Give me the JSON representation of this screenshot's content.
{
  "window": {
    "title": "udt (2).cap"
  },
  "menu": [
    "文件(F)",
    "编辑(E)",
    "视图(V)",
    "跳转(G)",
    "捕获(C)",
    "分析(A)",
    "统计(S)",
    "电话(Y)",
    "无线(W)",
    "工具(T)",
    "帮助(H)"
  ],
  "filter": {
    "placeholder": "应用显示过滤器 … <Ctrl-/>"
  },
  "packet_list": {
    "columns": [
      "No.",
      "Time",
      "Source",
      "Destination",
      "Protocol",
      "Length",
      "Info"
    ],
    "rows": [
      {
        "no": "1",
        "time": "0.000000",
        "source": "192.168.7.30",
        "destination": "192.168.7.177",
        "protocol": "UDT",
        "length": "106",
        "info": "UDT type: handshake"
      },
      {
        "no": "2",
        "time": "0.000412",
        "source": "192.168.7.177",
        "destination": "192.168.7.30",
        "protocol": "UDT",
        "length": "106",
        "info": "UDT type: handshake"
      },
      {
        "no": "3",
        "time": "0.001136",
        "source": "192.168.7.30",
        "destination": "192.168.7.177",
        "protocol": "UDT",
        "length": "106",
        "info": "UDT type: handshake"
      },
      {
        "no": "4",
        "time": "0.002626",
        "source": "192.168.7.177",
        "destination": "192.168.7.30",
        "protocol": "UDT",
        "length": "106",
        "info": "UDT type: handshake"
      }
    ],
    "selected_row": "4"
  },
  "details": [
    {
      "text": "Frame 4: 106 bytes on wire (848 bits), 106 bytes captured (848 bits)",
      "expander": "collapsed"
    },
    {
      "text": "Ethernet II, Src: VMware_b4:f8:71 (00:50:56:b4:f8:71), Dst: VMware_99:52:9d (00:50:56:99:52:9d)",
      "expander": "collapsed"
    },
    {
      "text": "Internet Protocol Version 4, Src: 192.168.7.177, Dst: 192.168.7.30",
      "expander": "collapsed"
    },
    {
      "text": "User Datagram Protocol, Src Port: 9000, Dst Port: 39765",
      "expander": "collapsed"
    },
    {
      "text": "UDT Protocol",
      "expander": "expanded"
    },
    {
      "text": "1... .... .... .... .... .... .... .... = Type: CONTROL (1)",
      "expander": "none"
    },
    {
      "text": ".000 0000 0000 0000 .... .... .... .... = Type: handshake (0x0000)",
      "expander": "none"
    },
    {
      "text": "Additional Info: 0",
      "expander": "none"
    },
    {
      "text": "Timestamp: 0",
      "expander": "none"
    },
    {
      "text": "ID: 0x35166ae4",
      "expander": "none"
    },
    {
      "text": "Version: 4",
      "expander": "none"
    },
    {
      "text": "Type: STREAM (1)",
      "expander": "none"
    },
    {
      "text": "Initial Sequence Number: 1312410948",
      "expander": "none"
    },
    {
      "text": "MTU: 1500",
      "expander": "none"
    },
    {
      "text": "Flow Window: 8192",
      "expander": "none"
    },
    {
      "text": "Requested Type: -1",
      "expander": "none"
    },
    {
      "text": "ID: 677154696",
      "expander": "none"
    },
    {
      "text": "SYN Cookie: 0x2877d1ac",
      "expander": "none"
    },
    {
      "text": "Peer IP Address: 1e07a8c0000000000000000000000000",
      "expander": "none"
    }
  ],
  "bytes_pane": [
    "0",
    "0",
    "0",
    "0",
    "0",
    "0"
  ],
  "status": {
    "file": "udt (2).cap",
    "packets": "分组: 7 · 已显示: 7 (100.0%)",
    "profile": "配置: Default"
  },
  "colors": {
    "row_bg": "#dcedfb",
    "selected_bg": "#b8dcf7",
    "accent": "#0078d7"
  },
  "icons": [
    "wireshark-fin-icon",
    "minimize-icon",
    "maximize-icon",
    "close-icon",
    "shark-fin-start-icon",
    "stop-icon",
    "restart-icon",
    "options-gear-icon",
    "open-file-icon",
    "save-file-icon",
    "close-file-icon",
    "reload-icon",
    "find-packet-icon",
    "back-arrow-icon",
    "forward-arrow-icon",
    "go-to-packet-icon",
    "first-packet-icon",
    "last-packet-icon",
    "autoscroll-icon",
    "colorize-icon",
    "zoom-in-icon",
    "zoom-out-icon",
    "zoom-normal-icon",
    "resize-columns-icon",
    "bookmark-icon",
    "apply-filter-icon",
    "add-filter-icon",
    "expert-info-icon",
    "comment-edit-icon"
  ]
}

★ ★ ★ ★ ★

## Written instruction
Give an exact copy of all the data shown above.

## Reply to the task
Give me the JSON representation of this screenshot's content.
{
  "window": {
    "title": "udt (2).cap"
  },
  "menu": [
    "文件(F)",
    "编辑(E)",
    "视图(V)",
    "跳转(G)",
    "捕获(C)",
    "分析(A)",
    "统计(S)",
    "电话(Y)",
    "无线(W)",
    "工具(T)",
    "帮助(H)"
  ],
  "filter": {
    "placeholder": "应用显示过滤器 … <Ctrl-/>"
  },
  "packet_list": {
    "columns": [
      "No.",
      "Time",
      "Source",
      "Destination",
      "Protocol",
      "Length",
      "Info"
    ],
    "rows": [
      {
        "no": "1",
        "time": "0.000000",
        "source": "192.168.7.30",
        "destination": "192.168.7.177",
        "protocol": "UDT",
        "length": "106",
        "info": "UDT type: handshake"
      },
      {
        "no": "2",
        "time": "0.000412",
        "source": "192.168.7.177",
        "destination": "192.168.7.30",
        "protocol": "UDT",
        "length": "106",
        "info": "UDT type: handshake"
      },
      {
        "no": "3",
        "time": "0.001136",
        "source": "192.168.7.30",
        "destination": "192.168.7.177",
        "protocol": "UDT",
        "length": "106",
        "info": "UDT type: handshake"
      },
      {
        "no": "4",
        "time": "0.002626",
        "source": "192.168.7.177",
        "destination": "192.168.7.30",
        "protocol": "UDT",
        "length": "106",
        "info": "UDT type: handshake"
      }
    ],
    "selected_row": "4"
  },
  "details": [
    {
      "text": "Frame 4: 106 bytes on wire (848 bits), 106 bytes captured (848 bits)",
      "expander": "collapsed"
    },
    {
      "text": "Ethernet II, Src: VMware_b4:f8:71 (00:50:56:b4:f8:71), Dst: VMware_99:52:9d (00:50:56:99:52:9d)",
      "expander": "collapsed"
    },
    {
      "text": "Internet Protocol Version 4, Src: 192.168.7.177, Dst: 192.168.7.30",
      "expander": "collapsed"
    },
    {
      "text": "User Datagram Protocol, Src Port: 9000, Dst Port: 39765",
      "expander": "collapsed"
    },
    {
      "text": "UDT Protocol",
      "expander": "expanded"
    },
    {
      "text": "1... .... .... .... .... .... .... .... = Type: CONTROL (1)",
      "expander": "none"
    },
    {
      "text": ".000 0000 0000 0000 .... .... .... .... = Type: handshake (0x0000)",
      "expander": "none"
    },
    {
      "text": "Additional Info: 0",
      "expander": "none"
    },
    {
      "text": "Timestamp: 0",
      "expander": "none"
    },
    {
      "text": "ID: 0x35166ae4",
      "expander": "none"
    },
    {
      "text": "Version: 4",
      "expander": "none"
    },
    {
      "text": "Type: STREAM (1)",
      "expander": "none"
    },
    {
      "text": "Initial Sequence Number: 1312410948",
      "expander": "none"
    },
    {
      "text": "MTU: 1500",
      "expander": "none"
    },
    {
      "text": "Flow Window: 8192",
      "expander": "none"
    },
    {
      "text": "Requested Type: -1",
      "expander": "none"
    },
    {
      "text": "ID: 677154696",
      "expander": "none"
    },
    {
      "text": "SYN Cookie: 0x2877d1ac",
      "expander": "none"
    },
    {
      "text": "Peer IP Address: 1e07a8c0000000000000000000000000",
      "expander": "none"
    }
  ],
  "bytes_pane": [
    "0",
    "0",
    "0",
    "0",
    "0",
    "0"
  ],
  "status": {
    "file": "udt (2).cap",
    "packets": "分组: 7 · 已显示: 7 (100.0%)",
    "profile": "配置: Default"
  },
  "colors": {
    "row_bg": "#dcedfb",
    "selected_bg": "#b8dcf7",
    "accent": "#0078d7"
  },
  "icons": [
    "wireshark-fin-icon",
    "minimize-icon",
    "maximize-icon",
    "close-icon",
    "shark-fin-start-icon",
    "stop-icon",
    "restart-icon",
    "options-gear-icon",
    "open-file-icon",
    "save-file-icon",
    "close-file-icon",
    "reload-icon",
    "find-packet-icon",
    "back-arrow-icon",
    "forward-arrow-icon",
    "go-to-packet-icon",
    "first-packet-icon",
    "last-packet-icon",
    "autoscroll-icon",
    "colorize-icon",
    "zoom-in-icon",
    "zoom-out-icon",
    "zoom-normal-icon",
    "resize-columns-icon",
    "bookmark-icon",
    "apply-filter-icon",
    "add-filter-icon",
    "expert-info-icon",
    "comment-edit-icon"
  ]
}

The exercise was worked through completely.